Return each line of the records with nothing changed, pictures excepted.

◆ **Records for the task**:
.....

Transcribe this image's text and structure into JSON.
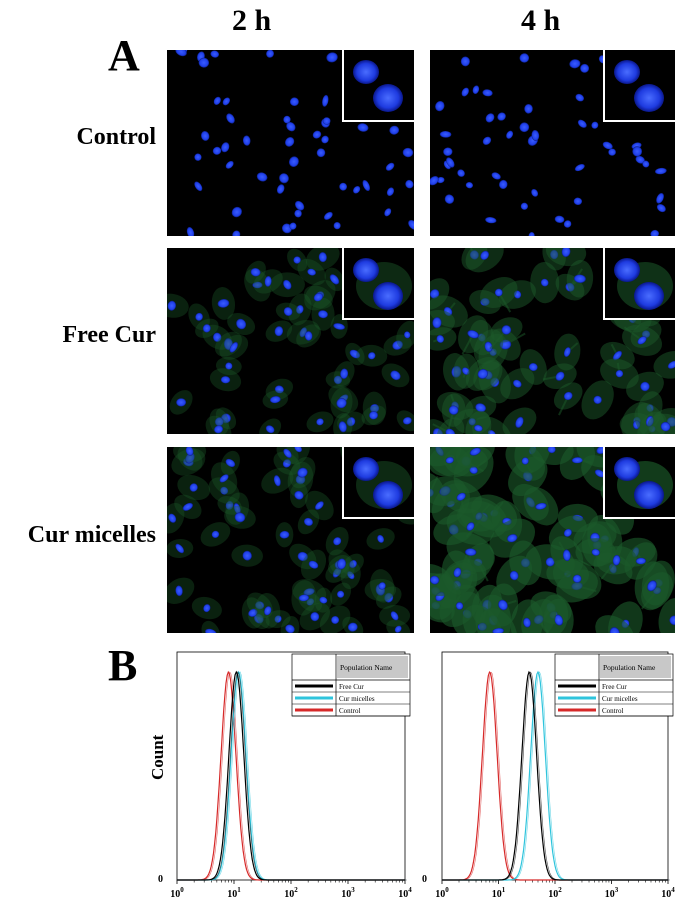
{
  "panel_a": {
    "letter": "A",
    "columns": [
      "2 h",
      "4 h"
    ],
    "rows": [
      "Control",
      "Free Cur",
      "Cur micelles"
    ]
  },
  "panel_b": {
    "letter": "B",
    "y_label": "Count",
    "zero_label": "0",
    "legend_header": "Population Name",
    "x_tick_labels": [
      {
        "base": "10",
        "exp": "0"
      },
      {
        "base": "10",
        "exp": "1"
      },
      {
        "base": "10",
        "exp": "2"
      },
      {
        "base": "10",
        "exp": "3"
      },
      {
        "base": "10",
        "exp": "4"
      }
    ]
  },
  "colors": {
    "nucleus_blue": "#1f3fe8",
    "cytoplasm_green": "#1c5a2a",
    "free_cur": "#000000",
    "cur_micelles": "#2ec4dc",
    "control": "#d62828",
    "legend_header_bg": "#c8c8c8"
  },
  "chart_data": [
    {
      "type": "area",
      "x_scale": "log",
      "xlim": [
        1,
        10000
      ],
      "series": [
        {
          "name": "Free Cur",
          "color": "#000000",
          "peak_x": 11
        },
        {
          "name": "Cur micelles",
          "color": "#2ec4dc",
          "peak_x": 12
        },
        {
          "name": "Control",
          "color": "#d62828",
          "peak_x": 8
        }
      ],
      "legend_position": "top-right"
    },
    {
      "type": "area",
      "x_scale": "log",
      "xlim": [
        1,
        10000
      ],
      "series": [
        {
          "name": "Free Cur",
          "color": "#000000",
          "peak_x": 35
        },
        {
          "name": "Cur micelles",
          "color": "#2ec4dc",
          "peak_x": 50
        },
        {
          "name": "Control",
          "color": "#d62828",
          "peak_x": 7
        }
      ],
      "legend_position": "top-right"
    }
  ]
}
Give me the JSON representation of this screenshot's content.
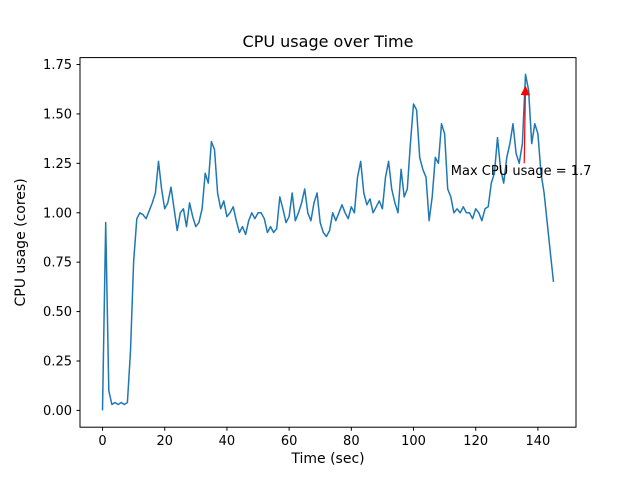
{
  "chart_data": {
    "type": "line",
    "title": "CPU usage over Time",
    "xlabel": "Time (sec)",
    "ylabel": "CPU usage (cores)",
    "line_color": "#1f77b4",
    "grid": false,
    "legend": "none",
    "xlim": [
      -7.25,
      152.25
    ],
    "ylim": [
      -0.085,
      1.785
    ],
    "xticks": [
      0,
      20,
      40,
      60,
      80,
      100,
      120,
      140
    ],
    "xticklabels": [
      "0",
      "20",
      "40",
      "60",
      "80",
      "100",
      "120",
      "140"
    ],
    "yticks": [
      0.0,
      0.25,
      0.5,
      0.75,
      1.0,
      1.25,
      1.5,
      1.75
    ],
    "yticklabels": [
      "0.00",
      "0.25",
      "0.50",
      "0.75",
      "1.00",
      "1.25",
      "1.50",
      "1.75"
    ],
    "x": [
      0,
      1,
      2,
      3,
      4,
      5,
      6,
      7,
      8,
      9,
      10,
      11,
      12,
      13,
      14,
      15,
      16,
      17,
      18,
      19,
      20,
      21,
      22,
      23,
      24,
      25,
      26,
      27,
      28,
      29,
      30,
      31,
      32,
      33,
      34,
      35,
      36,
      37,
      38,
      39,
      40,
      41,
      42,
      43,
      44,
      45,
      46,
      47,
      48,
      49,
      50,
      51,
      52,
      53,
      54,
      55,
      56,
      57,
      58,
      59,
      60,
      61,
      62,
      63,
      64,
      65,
      66,
      67,
      68,
      69,
      70,
      71,
      72,
      73,
      74,
      75,
      76,
      77,
      78,
      79,
      80,
      81,
      82,
      83,
      84,
      85,
      86,
      87,
      88,
      89,
      90,
      91,
      92,
      93,
      94,
      95,
      96,
      97,
      98,
      99,
      100,
      101,
      102,
      103,
      104,
      105,
      106,
      107,
      108,
      109,
      110,
      111,
      112,
      113,
      114,
      115,
      116,
      117,
      118,
      119,
      120,
      121,
      122,
      123,
      124,
      125,
      126,
      127,
      128,
      129,
      130,
      131,
      132,
      133,
      134,
      135,
      136,
      137,
      138,
      139,
      140,
      141,
      142,
      143,
      144,
      145
    ],
    "y": [
      0.0,
      0.95,
      0.1,
      0.03,
      0.04,
      0.03,
      0.04,
      0.03,
      0.04,
      0.3,
      0.75,
      0.97,
      1.0,
      0.99,
      0.97,
      1.01,
      1.05,
      1.1,
      1.26,
      1.12,
      1.02,
      1.05,
      1.13,
      1.02,
      0.91,
      1.0,
      1.02,
      0.93,
      1.05,
      0.98,
      0.93,
      0.95,
      1.02,
      1.2,
      1.15,
      1.36,
      1.32,
      1.1,
      1.02,
      1.06,
      0.98,
      1.0,
      1.03,
      0.96,
      0.9,
      0.93,
      0.89,
      0.96,
      1.0,
      0.97,
      1.0,
      1.0,
      0.97,
      0.9,
      0.93,
      0.9,
      0.92,
      1.08,
      1.02,
      0.95,
      0.98,
      1.1,
      0.96,
      1.0,
      1.05,
      1.12,
      1.0,
      0.96,
      1.05,
      1.1,
      0.95,
      0.9,
      0.88,
      0.91,
      1.0,
      0.96,
      1.0,
      1.04,
      1.0,
      0.97,
      1.03,
      1.0,
      1.18,
      1.26,
      1.1,
      1.04,
      1.07,
      1.0,
      1.03,
      1.06,
      1.02,
      1.18,
      1.26,
      1.12,
      1.05,
      1.0,
      1.22,
      1.08,
      1.12,
      1.35,
      1.55,
      1.52,
      1.28,
      1.22,
      1.18,
      0.96,
      1.08,
      1.28,
      1.25,
      1.45,
      1.4,
      1.12,
      1.08,
      1.0,
      1.02,
      1.0,
      1.03,
      1.0,
      1.0,
      0.97,
      1.02,
      1.0,
      0.96,
      1.02,
      1.03,
      1.15,
      1.2,
      1.38,
      1.22,
      1.15,
      1.28,
      1.35,
      1.45,
      1.3,
      1.25,
      1.35,
      1.7,
      1.62,
      1.35,
      1.45,
      1.4,
      1.2,
      1.1,
      0.95,
      0.8,
      0.65
    ],
    "max_value": 1.7,
    "annotation": {
      "text": "Max CPU usage = 1.7",
      "color": "#ff0000",
      "point": [
        136,
        1.7
      ],
      "text_pos": [
        112,
        1.21
      ],
      "arrow_start": [
        135.6,
        1.25
      ],
      "arrow_end": [
        136,
        1.64
      ]
    }
  }
}
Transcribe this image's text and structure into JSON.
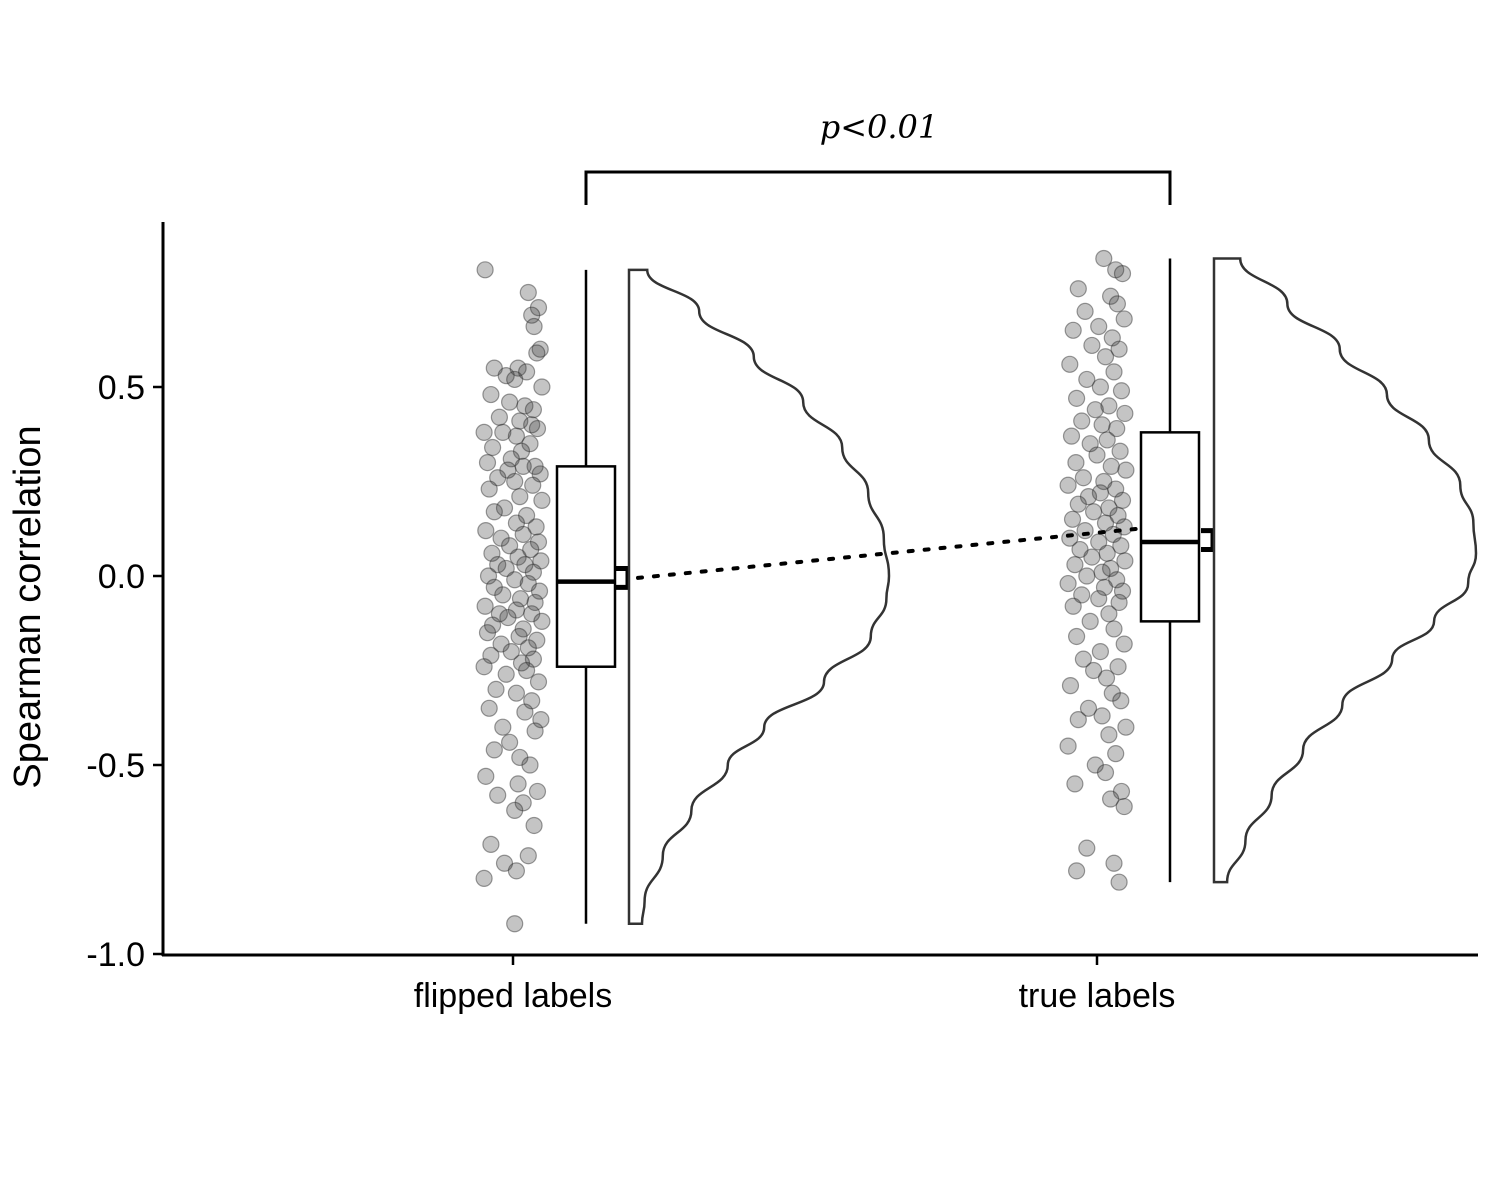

.....

◆ **Reply to the task**:
Transcribe this image's text and structure into JSON.
{
  "panel_a": {
    "letter": "A",
    "columns": [
      "2 h",
      "4 h"
    ],
    "rows": [
      "Control",
      "Free Cur",
      "Cur micelles"
    ]
  },
  "panel_b": {
    "letter": "B",
    "y_label": "Count",
    "zero_label": "0",
    "legend_header": "Population Name",
    "x_tick_labels": [
      {
        "base": "10",
        "exp": "0"
      },
      {
        "base": "10",
        "exp": "1"
      },
      {
        "base": "10",
        "exp": "2"
      },
      {
        "base": "10",
        "exp": "3"
      },
      {
        "base": "10",
        "exp": "4"
      }
    ]
  },
  "colors": {
    "nucleus_blue": "#1f3fe8",
    "cytoplasm_green": "#1c5a2a",
    "free_cur": "#000000",
    "cur_micelles": "#2ec4dc",
    "control": "#d62828",
    "legend_header_bg": "#c8c8c8"
  },
  "chart_data": [
    {
      "type": "area",
      "x_scale": "log",
      "xlim": [
        1,
        10000
      ],
      "series": [
        {
          "name": "Free Cur",
          "color": "#000000",
          "peak_x": 11
        },
        {
          "name": "Cur micelles",
          "color": "#2ec4dc",
          "peak_x": 12
        },
        {
          "name": "Control",
          "color": "#d62828",
          "peak_x": 8
        }
      ],
      "legend_position": "top-right"
    },
    {
      "type": "area",
      "x_scale": "log",
      "xlim": [
        1,
        10000
      ],
      "series": [
        {
          "name": "Free Cur",
          "color": "#000000",
          "peak_x": 35
        },
        {
          "name": "Cur micelles",
          "color": "#2ec4dc",
          "peak_x": 50
        },
        {
          "name": "Control",
          "color": "#d62828",
          "peak_x": 7
        }
      ],
      "legend_position": "top-right"
    }
  ]
}
Give me the JSON representation of this screenshot's content.
{
  "chart_data": {
    "type": "line",
    "title": "CPU usage over Time",
    "xlabel": "Time (sec)",
    "ylabel": "CPU usage (cores)",
    "line_color": "#1f77b4",
    "grid": false,
    "legend": "none",
    "xlim": [
      -7.25,
      152.25
    ],
    "ylim": [
      -0.085,
      1.785
    ],
    "xticks": [
      0,
      20,
      40,
      60,
      80,
      100,
      120,
      140
    ],
    "xticklabels": [
      "0",
      "20",
      "40",
      "60",
      "80",
      "100",
      "120",
      "140"
    ],
    "yticks": [
      0.0,
      0.25,
      0.5,
      0.75,
      1.0,
      1.25,
      1.5,
      1.75
    ],
    "yticklabels": [
      "0.00",
      "0.25",
      "0.50",
      "0.75",
      "1.00",
      "1.25",
      "1.50",
      "1.75"
    ],
    "x": [
      0,
      1,
      2,
      3,
      4,
      5,
      6,
      7,
      8,
      9,
      10,
      11,
      12,
      13,
      14,
      15,
      16,
      17,
      18,
      19,
      20,
      21,
      22,
      23,
      24,
      25,
      26,
      27,
      28,
      29,
      30,
      31,
      32,
      33,
      34,
      35,
      36,
      37,
      38,
      39,
      40,
      41,
      42,
      43,
      44,
      45,
      46,
      47,
      48,
      49,
      50,
      51,
      52,
      53,
      54,
      55,
      56,
      57,
      58,
      59,
      60,
      61,
      62,
      63,
      64,
      65,
      66,
      67,
      68,
      69,
      70,
      71,
      72,
      73,
      74,
      75,
      76,
      77,
      78,
      79,
      80,
      81,
      82,
      83,
      84,
      85,
      86,
      87,
      88,
      89,
      90,
      91,
      92,
      93,
      94,
      95,
      96,
      97,
      98,
      99,
      100,
      101,
      102,
      103,
      104,
      105,
      106,
      107,
      108,
      109,
      110,
      111,
      112,
      113,
      114,
      115,
      116,
      117,
      118,
      119,
      120,
      121,
      122,
      123,
      124,
      125,
      126,
      127,
      128,
      129,
      130,
      131,
      132,
      133,
      134,
      135,
      136,
      137,
      138,
      139,
      140,
      141,
      142,
      143,
      144,
      145
    ],
    "y": [
      0.0,
      0.95,
      0.1,
      0.03,
      0.04,
      0.03,
      0.04,
      0.03,
      0.04,
      0.3,
      0.75,
      0.97,
      1.0,
      0.99,
      0.97,
      1.01,
      1.05,
      1.1,
      1.26,
      1.12,
      1.02,
      1.05,
      1.13,
      1.02,
      0.91,
      1.0,
      1.02,
      0.93,
      1.05,
      0.98,
      0.93,
      0.95,
      1.02,
      1.2,
      1.15,
      1.36,
      1.32,
      1.1,
      1.02,
      1.06,
      0.98,
      1.0,
      1.03,
      0.96,
      0.9,
      0.93,
      0.89,
      0.96,
      1.0,
      0.97,
      1.0,
      1.0,
      0.97,
      0.9,
      0.93,
      0.9,
      0.92,
      1.08,
      1.02,
      0.95,
      0.98,
      1.1,
      0.96,
      1.0,
      1.05,
      1.12,
      1.0,
      0.96,
      1.05,
      1.1,
      0.95,
      0.9,
      0.88,
      0.91,
      1.0,
      0.96,
      1.0,
      1.04,
      1.0,
      0.97,
      1.03,
      1.0,
      1.18,
      1.26,
      1.1,
      1.04,
      1.07,
      1.0,
      1.03,
      1.06,
      1.02,
      1.18,
      1.26,
      1.12,
      1.05,
      1.0,
      1.22,
      1.08,
      1.12,
      1.35,
      1.55,
      1.52,
      1.28,
      1.22,
      1.18,
      0.96,
      1.08,
      1.28,
      1.25,
      1.45,
      1.4,
      1.12,
      1.08,
      1.0,
      1.02,
      1.0,
      1.03,
      1.0,
      1.0,
      0.97,
      1.02,
      1.0,
      0.96,
      1.02,
      1.03,
      1.15,
      1.2,
      1.38,
      1.22,
      1.15,
      1.28,
      1.35,
      1.45,
      1.3,
      1.25,
      1.35,
      1.7,
      1.62,
      1.35,
      1.45,
      1.4,
      1.2,
      1.1,
      0.95,
      0.8,
      0.65
    ],
    "max_value": 1.7,
    "annotation": {
      "text": "Max CPU usage = 1.7",
      "color": "#ff0000",
      "point": [
        136,
        1.7
      ],
      "text_pos": [
        112,
        1.21
      ],
      "arrow_start": [
        135.6,
        1.25
      ],
      "arrow_end": [
        136,
        1.64
      ]
    }
  }
}
Transcribe this image's text and structure into JSON.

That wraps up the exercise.